Data records
"""

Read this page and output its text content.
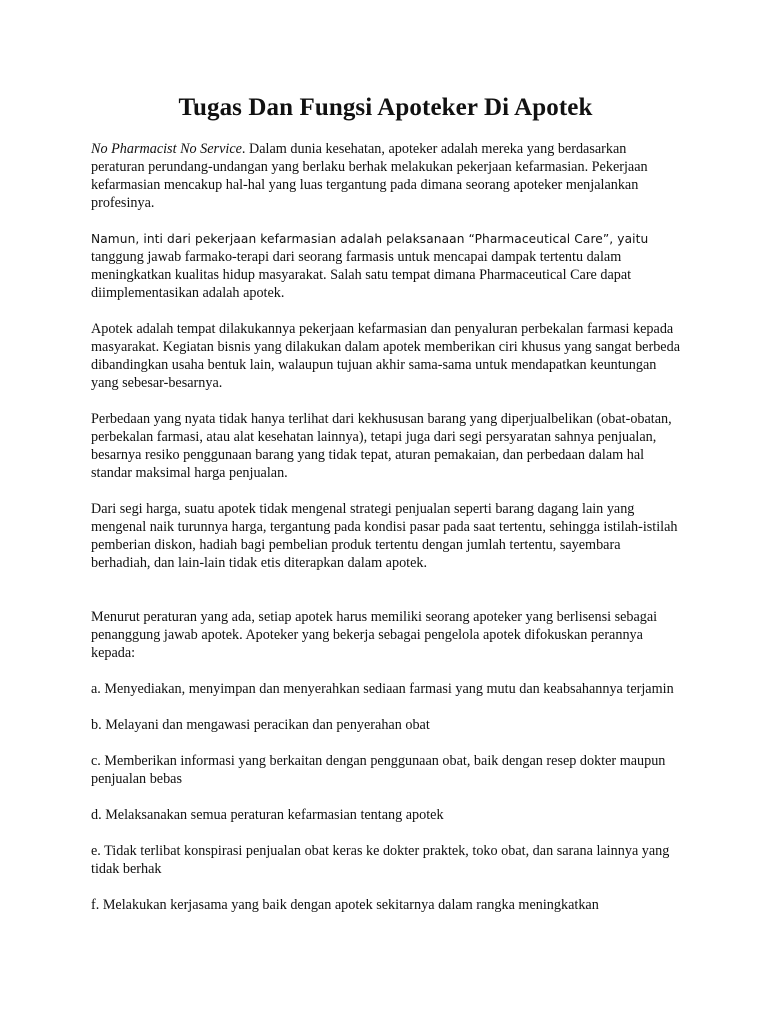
Tugas Dan Fungsi Apoteker Di Apotek

No Pharmacist No Service. Dalam dunia kesehatan, apoteker adalah mereka yang berdasarkan peraturan perundang-undangan yang berlaku berhak melakukan pekerjaan kefarmasian. Pekerjaan kefarmasian mencakup hal-hal yang luas tergantung pada dimana seorang apoteker menjalankan profesinya.

Namun, inti dari pekerjaan kefarmasian adalah pelaksanaan “Pharmaceutical Care”, yaitu tanggung jawab farmako-terapi dari seorang farmasis untuk mencapai dampak tertentu dalam meningkatkan kualitas hidup masyarakat. Salah satu tempat dimana Pharmaceutical Care dapat diimplementasikan adalah apotek.

Apotek adalah tempat dilakukannya pekerjaan kefarmasian dan penyaluran perbekalan farmasi kepada masyarakat. Kegiatan bisnis yang dilakukan dalam apotek memberikan ciri khusus yang sangat berbeda dibandingkan usaha bentuk lain, walaupun tujuan akhir sama-sama untuk mendapatkan keuntungan yang sebesar-besarnya.

Perbedaan yang nyata tidak hanya terlihat dari kekhususan barang yang diperjualbelikan (obat-obatan, perbekalan farmasi, atau alat kesehatan lainnya), tetapi juga dari segi persyaratan sahnya penjualan, besarnya resiko penggunaan barang yang tidak tepat, aturan pemakaian, dan perbedaan dalam hal standar maksimal harga penjualan.

Dari segi harga, suatu apotek tidak mengenal strategi penjualan seperti barang dagang lain yang mengenal naik turunnya harga, tergantung pada kondisi pasar pada saat tertentu, sehingga istilah-istilah pemberian diskon, hadiah bagi pembelian produk tertentu dengan jumlah tertentu, sayembara berhadiah, dan lain-lain tidak etis diterapkan dalam apotek.

Menurut peraturan yang ada, setiap apotek harus memiliki seorang apoteker yang berlisensi sebagai penanggung jawab apotek. Apoteker yang bekerja sebagai pengelola apotek difokuskan perannya kepada:

a. Menyediakan, menyimpan dan menyerahkan sediaan farmasi yang mutu dan keabsahannya terjamin

b. Melayani dan mengawasi peracikan dan penyerahan obat

c. Memberikan informasi yang berkaitan dengan penggunaan obat, baik dengan resep dokter maupun penjualan bebas

d. Melaksanakan semua peraturan kefarmasian tentang apotek

e. Tidak terlibat konspirasi penjualan obat keras ke dokter praktek, toko obat, dan sarana lainnya yang tidak berhak

f. Melakukan kerjasama yang baik dengan apotek sekitarnya dalam rangka meningkatkan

"""

Return the listing above word for word, with the pictures removed.

• _Completed task_:
Read this page and output its text content.
Tugas Dan Fungsi Apoteker Di Apotek

No Pharmacist No Service. Dalam dunia kesehatan, apoteker adalah mereka yang berdasarkan peraturan perundang-undangan yang berlaku berhak melakukan pekerjaan kefarmasian. Pekerjaan kefarmasian mencakup hal-hal yang luas tergantung pada dimana seorang apoteker menjalankan profesinya.

Namun, inti dari pekerjaan kefarmasian adalah pelaksanaan “Pharmaceutical Care”, yaitu tanggung jawab farmako-terapi dari seorang farmasis untuk mencapai dampak tertentu dalam meningkatkan kualitas hidup masyarakat. Salah satu tempat dimana Pharmaceutical Care dapat diimplementasikan adalah apotek.

Apotek adalah tempat dilakukannya pekerjaan kefarmasian dan penyaluran perbekalan farmasi kepada masyarakat. Kegiatan bisnis yang dilakukan dalam apotek memberikan ciri khusus yang sangat berbeda dibandingkan usaha bentuk lain, walaupun tujuan akhir sama-sama untuk mendapatkan keuntungan yang sebesar-besarnya.

Perbedaan yang nyata tidak hanya terlihat dari kekhususan barang yang diperjualbelikan (obat-obatan, perbekalan farmasi, atau alat kesehatan lainnya), tetapi juga dari segi persyaratan sahnya penjualan, besarnya resiko penggunaan barang yang tidak tepat, aturan pemakaian, dan perbedaan dalam hal standar maksimal harga penjualan.

Dari segi harga, suatu apotek tidak mengenal strategi penjualan seperti barang dagang lain yang mengenal naik turunnya harga, tergantung pada kondisi pasar pada saat tertentu, sehingga istilah-istilah pemberian diskon, hadiah bagi pembelian produk tertentu dengan jumlah tertentu, sayembara berhadiah, dan lain-lain tidak etis diterapkan dalam apotek.

Menurut peraturan yang ada, setiap apotek harus memiliki seorang apoteker yang berlisensi sebagai penanggung jawab apotek. Apoteker yang bekerja sebagai pengelola apotek difokuskan perannya kepada:

a. Menyediakan, menyimpan dan menyerahkan sediaan farmasi yang mutu dan keabsahannya terjamin

b. Melayani dan mengawasi peracikan dan penyerahan obat

c. Memberikan informasi yang berkaitan dengan penggunaan obat, baik dengan resep dokter maupun penjualan bebas

d. Melaksanakan semua peraturan kefarmasian tentang apotek

e. Tidak terlibat konspirasi penjualan obat keras ke dokter praktek, toko obat, dan sarana lainnya yang tidak berhak

f. Melakukan kerjasama yang baik dengan apotek sekitarnya dalam rangka meningkatkan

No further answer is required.